[Records from a data collection]

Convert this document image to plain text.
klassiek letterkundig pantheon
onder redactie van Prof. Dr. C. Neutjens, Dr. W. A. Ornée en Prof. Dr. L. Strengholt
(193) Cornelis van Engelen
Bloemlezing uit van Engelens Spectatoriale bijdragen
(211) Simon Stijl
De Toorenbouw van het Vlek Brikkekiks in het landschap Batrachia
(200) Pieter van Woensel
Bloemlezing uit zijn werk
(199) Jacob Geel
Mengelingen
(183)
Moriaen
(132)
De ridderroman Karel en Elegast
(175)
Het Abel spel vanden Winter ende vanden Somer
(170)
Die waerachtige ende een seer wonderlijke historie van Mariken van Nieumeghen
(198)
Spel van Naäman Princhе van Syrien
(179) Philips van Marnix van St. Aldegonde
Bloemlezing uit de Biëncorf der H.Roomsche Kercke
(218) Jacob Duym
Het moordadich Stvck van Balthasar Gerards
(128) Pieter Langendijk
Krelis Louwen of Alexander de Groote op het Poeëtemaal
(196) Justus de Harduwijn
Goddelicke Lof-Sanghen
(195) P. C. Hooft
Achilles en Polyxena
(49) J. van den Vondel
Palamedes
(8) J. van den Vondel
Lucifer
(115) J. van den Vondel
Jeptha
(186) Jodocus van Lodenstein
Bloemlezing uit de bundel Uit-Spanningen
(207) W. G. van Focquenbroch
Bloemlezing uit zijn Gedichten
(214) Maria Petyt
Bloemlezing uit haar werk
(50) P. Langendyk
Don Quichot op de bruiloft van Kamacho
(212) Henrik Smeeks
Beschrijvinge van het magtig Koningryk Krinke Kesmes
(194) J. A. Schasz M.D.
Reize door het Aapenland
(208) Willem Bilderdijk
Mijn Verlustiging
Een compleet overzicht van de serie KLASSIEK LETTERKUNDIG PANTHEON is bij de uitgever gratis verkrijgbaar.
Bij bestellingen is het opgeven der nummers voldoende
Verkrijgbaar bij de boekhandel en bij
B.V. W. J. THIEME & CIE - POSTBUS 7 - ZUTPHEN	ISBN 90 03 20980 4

* _Required work_: Give back the data above exactly as it appears.

* _Final result_:
Convert this document image to plain text.
klassiek letterkundig pantheon
onder redactie van Prof. Dr. C. Neutjens, Dr. W. A. Ornée en Prof. Dr. L. Strengholt
(193) Cornelis van Engelen
Bloemlezing uit van Engelens Spectatoriale bijdragen
(211) Simon Stijl
De Toorenbouw van het Vlek Brikkekiks in het landschap Batrachia
(200) Pieter van Woensel
Bloemlezing uit zijn werk
(199) Jacob Geel
Mengelingen
(183)
Moriaen
(132)
De ridderroman Karel en Elegast
(175)
Het Abel spel vanden Winter ende vanden Somer
(170)
Die waerachtige ende een seer wonderlijke historie van Mariken van Nieumeghen
(198)
Spel van Naäman Princhе van Syrien
(179) Philips van Marnix van St. Aldegonde
Bloemlezing uit de Biëncorf der H.Roomsche Kercke
(218) Jacob Duym
Het moordadich Stvck van Balthasar Gerards
(128) Pieter Langendijk
Krelis Louwen of Alexander de Groote op het Poeëtemaal
(196) Justus de Harduwijn
Goddelicke Lof-Sanghen
(195) P. C. Hooft
Achilles en Polyxena
(49) J. van den Vondel
Palamedes
(8) J. van den Vondel
Lucifer
(115) J. van den Vondel
Jeptha
(186) Jodocus van Lodenstein
Bloemlezing uit de bundel Uit-Spanningen
(207) W. G. van Focquenbroch
Bloemlezing uit zijn Gedichten
(214) Maria Petyt
Bloemlezing uit haar werk
(50) P. Langendyk
Don Quichot op de bruiloft van Kamacho
(212) Henrik Smeeks
Beschrijvinge van het magtig Koningryk Krinke Kesmes
(194) J. A. Schasz M.D.
Reize door het Aapenland
(208) Willem Bilderdijk
Mijn Verlustiging
Een compleet overzicht van de serie KLASSIEK LETTERKUNDIG PANTHEON is bij de uitgever gratis verkrijgbaar.
Bij bestellingen is het opgeven der nummers voldoende
Verkrijgbaar bij de boekhandel en bij
B.V. W. J. THIEME & CIE - POSTBUS 7 - ZUTPHEN	ISBN 90 03 20980 4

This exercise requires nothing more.